[What is asked] Rewrite the records below, replacing every "flux-band" with "energy-band" and keeping all else unchanged.

A run of records
:::::

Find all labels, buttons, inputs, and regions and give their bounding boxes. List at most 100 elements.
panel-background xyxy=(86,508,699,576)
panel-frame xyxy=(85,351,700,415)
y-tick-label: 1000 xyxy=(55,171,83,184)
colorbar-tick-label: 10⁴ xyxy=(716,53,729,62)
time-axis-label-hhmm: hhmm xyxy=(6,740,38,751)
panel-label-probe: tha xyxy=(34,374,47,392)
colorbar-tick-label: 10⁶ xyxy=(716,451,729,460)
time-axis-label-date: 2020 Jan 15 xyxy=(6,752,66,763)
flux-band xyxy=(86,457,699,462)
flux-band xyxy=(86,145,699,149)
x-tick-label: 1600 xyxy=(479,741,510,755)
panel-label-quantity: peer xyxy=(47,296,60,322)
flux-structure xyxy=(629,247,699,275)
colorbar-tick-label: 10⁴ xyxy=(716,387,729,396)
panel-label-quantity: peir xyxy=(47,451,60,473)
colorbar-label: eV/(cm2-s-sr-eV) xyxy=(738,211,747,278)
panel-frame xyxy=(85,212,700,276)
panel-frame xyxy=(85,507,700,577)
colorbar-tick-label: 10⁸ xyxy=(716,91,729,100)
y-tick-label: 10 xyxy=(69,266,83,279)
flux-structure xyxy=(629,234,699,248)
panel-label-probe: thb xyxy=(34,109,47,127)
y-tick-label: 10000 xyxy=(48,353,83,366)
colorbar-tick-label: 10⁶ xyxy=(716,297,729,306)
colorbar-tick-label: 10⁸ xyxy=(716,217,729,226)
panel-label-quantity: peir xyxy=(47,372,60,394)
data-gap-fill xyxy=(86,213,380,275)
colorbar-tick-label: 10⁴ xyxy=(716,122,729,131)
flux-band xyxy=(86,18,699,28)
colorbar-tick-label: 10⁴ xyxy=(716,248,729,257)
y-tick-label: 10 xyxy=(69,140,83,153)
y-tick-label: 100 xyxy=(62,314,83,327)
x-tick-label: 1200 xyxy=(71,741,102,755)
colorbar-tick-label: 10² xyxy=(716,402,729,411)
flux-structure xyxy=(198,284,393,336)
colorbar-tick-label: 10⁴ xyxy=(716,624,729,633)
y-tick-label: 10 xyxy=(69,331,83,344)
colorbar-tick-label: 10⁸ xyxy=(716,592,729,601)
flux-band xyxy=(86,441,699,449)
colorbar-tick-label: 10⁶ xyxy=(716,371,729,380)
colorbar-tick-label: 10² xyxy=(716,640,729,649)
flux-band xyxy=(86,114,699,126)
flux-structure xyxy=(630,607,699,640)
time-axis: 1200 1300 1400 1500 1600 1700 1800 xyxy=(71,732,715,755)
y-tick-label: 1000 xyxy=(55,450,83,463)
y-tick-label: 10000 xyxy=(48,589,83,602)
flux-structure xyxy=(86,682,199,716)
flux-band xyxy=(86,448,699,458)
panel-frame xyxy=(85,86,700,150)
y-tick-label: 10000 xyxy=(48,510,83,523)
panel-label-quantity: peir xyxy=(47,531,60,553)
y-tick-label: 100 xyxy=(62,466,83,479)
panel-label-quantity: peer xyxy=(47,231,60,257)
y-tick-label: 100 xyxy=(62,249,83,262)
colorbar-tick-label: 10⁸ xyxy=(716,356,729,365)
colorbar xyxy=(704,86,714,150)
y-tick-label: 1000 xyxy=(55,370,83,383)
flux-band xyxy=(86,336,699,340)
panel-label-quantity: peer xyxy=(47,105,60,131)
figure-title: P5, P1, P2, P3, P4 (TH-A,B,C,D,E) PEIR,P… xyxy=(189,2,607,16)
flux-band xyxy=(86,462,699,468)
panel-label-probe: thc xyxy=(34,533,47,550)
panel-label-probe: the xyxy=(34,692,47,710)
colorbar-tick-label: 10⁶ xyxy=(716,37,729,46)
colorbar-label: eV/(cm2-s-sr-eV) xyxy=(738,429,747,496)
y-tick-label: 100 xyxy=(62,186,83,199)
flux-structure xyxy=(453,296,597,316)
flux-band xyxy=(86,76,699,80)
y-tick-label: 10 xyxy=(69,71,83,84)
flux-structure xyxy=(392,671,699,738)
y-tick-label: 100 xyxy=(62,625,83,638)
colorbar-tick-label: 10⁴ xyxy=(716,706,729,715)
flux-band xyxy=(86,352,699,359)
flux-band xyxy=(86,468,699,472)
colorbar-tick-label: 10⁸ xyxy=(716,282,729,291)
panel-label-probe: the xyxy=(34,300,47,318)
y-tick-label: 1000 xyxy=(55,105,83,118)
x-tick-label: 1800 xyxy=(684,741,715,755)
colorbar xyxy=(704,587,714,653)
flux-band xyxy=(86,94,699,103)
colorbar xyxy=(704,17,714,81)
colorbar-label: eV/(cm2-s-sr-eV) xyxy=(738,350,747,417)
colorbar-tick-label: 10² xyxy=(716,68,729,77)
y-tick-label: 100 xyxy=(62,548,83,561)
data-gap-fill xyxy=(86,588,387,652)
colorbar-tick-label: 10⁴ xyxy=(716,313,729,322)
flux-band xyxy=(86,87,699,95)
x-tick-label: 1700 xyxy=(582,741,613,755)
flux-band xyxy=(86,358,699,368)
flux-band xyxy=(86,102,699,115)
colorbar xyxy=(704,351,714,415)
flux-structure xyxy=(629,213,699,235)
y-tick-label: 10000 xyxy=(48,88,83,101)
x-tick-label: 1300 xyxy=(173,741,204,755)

:::::

[Worked solution]
Find all labels, buttons, inputs, and regions and give their bounding boxes. List at most 100 elements.
panel-background xyxy=(86,508,699,576)
panel-frame xyxy=(85,351,700,415)
y-tick-label: 1000 xyxy=(55,171,83,184)
colorbar-tick-label: 10⁴ xyxy=(716,53,729,62)
time-axis-label-hhmm: hhmm xyxy=(6,740,38,751)
panel-label-probe: tha xyxy=(34,374,47,392)
colorbar-tick-label: 10⁶ xyxy=(716,451,729,460)
time-axis-label-date: 2020 Jan 15 xyxy=(6,752,66,763)
energy-band xyxy=(86,457,699,462)
energy-band xyxy=(86,145,699,149)
x-tick-label: 1600 xyxy=(479,741,510,755)
panel-label-quantity: peer xyxy=(47,296,60,322)
flux-structure xyxy=(629,247,699,275)
colorbar-tick-label: 10⁴ xyxy=(716,387,729,396)
panel-label-quantity: peir xyxy=(47,451,60,473)
colorbar-label: eV/(cm2-s-sr-eV) xyxy=(738,211,747,278)
panel-frame xyxy=(85,212,700,276)
panel-frame xyxy=(85,507,700,577)
colorbar-tick-label: 10⁸ xyxy=(716,91,729,100)
y-tick-label: 10 xyxy=(69,266,83,279)
flux-structure xyxy=(629,234,699,248)
panel-label-probe: thb xyxy=(34,109,47,127)
y-tick-label: 10000 xyxy=(48,353,83,366)
colorbar-tick-label: 10⁶ xyxy=(716,297,729,306)
colorbar-tick-label: 10⁸ xyxy=(716,217,729,226)
panel-label-quantity: peir xyxy=(47,372,60,394)
data-gap-fill xyxy=(86,213,380,275)
colorbar-tick-label: 10⁴ xyxy=(716,122,729,131)
energy-band xyxy=(86,18,699,28)
colorbar-tick-label: 10⁴ xyxy=(716,248,729,257)
y-tick-label: 10 xyxy=(69,140,83,153)
y-tick-label: 100 xyxy=(62,314,83,327)
x-tick-label: 1200 xyxy=(71,741,102,755)
colorbar-tick-label: 10² xyxy=(716,402,729,411)
flux-structure xyxy=(198,284,393,336)
colorbar-tick-label: 10⁴ xyxy=(716,624,729,633)
y-tick-label: 10 xyxy=(69,331,83,344)
colorbar-tick-label: 10⁸ xyxy=(716,592,729,601)
energy-band xyxy=(86,441,699,449)
colorbar-tick-label: 10⁶ xyxy=(716,371,729,380)
colorbar-tick-label: 10² xyxy=(716,640,729,649)
energy-band xyxy=(86,114,699,126)
flux-structure xyxy=(630,607,699,640)
time-axis: 1200 1300 1400 1500 1600 1700 1800 xyxy=(71,732,715,755)
y-tick-label: 1000 xyxy=(55,450,83,463)
y-tick-label: 10000 xyxy=(48,589,83,602)
flux-structure xyxy=(86,682,199,716)
energy-band xyxy=(86,448,699,458)
panel-frame xyxy=(85,86,700,150)
y-tick-label: 10000 xyxy=(48,510,83,523)
panel-label-quantity: peir xyxy=(47,531,60,553)
y-tick-label: 100 xyxy=(62,466,83,479)
panel-label-quantity: peer xyxy=(47,231,60,257)
y-tick-label: 100 xyxy=(62,249,83,262)
colorbar-tick-label: 10⁸ xyxy=(716,356,729,365)
colorbar xyxy=(704,86,714,150)
y-tick-label: 1000 xyxy=(55,370,83,383)
energy-band xyxy=(86,336,699,340)
panel-label-quantity: peer xyxy=(47,105,60,131)
figure-title: P5, P1, P2, P3, P4 (TH-A,B,C,D,E) PEIR,P… xyxy=(189,2,607,16)
energy-band xyxy=(86,462,699,468)
panel-label-probe: thc xyxy=(34,533,47,550)
panel-label-probe: the xyxy=(34,692,47,710)
colorbar-tick-label: 10⁶ xyxy=(716,37,729,46)
colorbar-label: eV/(cm2-s-sr-eV) xyxy=(738,429,747,496)
y-tick-label: 100 xyxy=(62,186,83,199)
flux-structure xyxy=(453,296,597,316)
energy-band xyxy=(86,76,699,80)
y-tick-label: 10 xyxy=(69,71,83,84)
flux-structure xyxy=(392,671,699,738)
y-tick-label: 100 xyxy=(62,625,83,638)
colorbar-tick-label: 10⁴ xyxy=(716,706,729,715)
energy-band xyxy=(86,352,699,359)
energy-band xyxy=(86,468,699,472)
colorbar-tick-label: 10⁸ xyxy=(716,282,729,291)
panel-label-probe: the xyxy=(34,300,47,318)
y-tick-label: 1000 xyxy=(55,105,83,118)
x-tick-label: 1800 xyxy=(684,741,715,755)
colorbar xyxy=(704,587,714,653)
energy-band xyxy=(86,94,699,103)
colorbar xyxy=(704,17,714,81)
colorbar-label: eV/(cm2-s-sr-eV) xyxy=(738,350,747,417)
colorbar-tick-label: 10² xyxy=(716,68,729,77)
y-tick-label: 100 xyxy=(62,548,83,561)
data-gap-fill xyxy=(86,588,387,652)
colorbar-tick-label: 10⁴ xyxy=(716,313,729,322)
energy-band xyxy=(86,87,699,95)
x-tick-label: 1700 xyxy=(582,741,613,755)
energy-band xyxy=(86,358,699,368)
energy-band xyxy=(86,102,699,115)
colorbar xyxy=(704,351,714,415)
flux-structure xyxy=(629,213,699,235)
y-tick-label: 10000 xyxy=(48,88,83,101)
x-tick-label: 1300 xyxy=(173,741,204,755)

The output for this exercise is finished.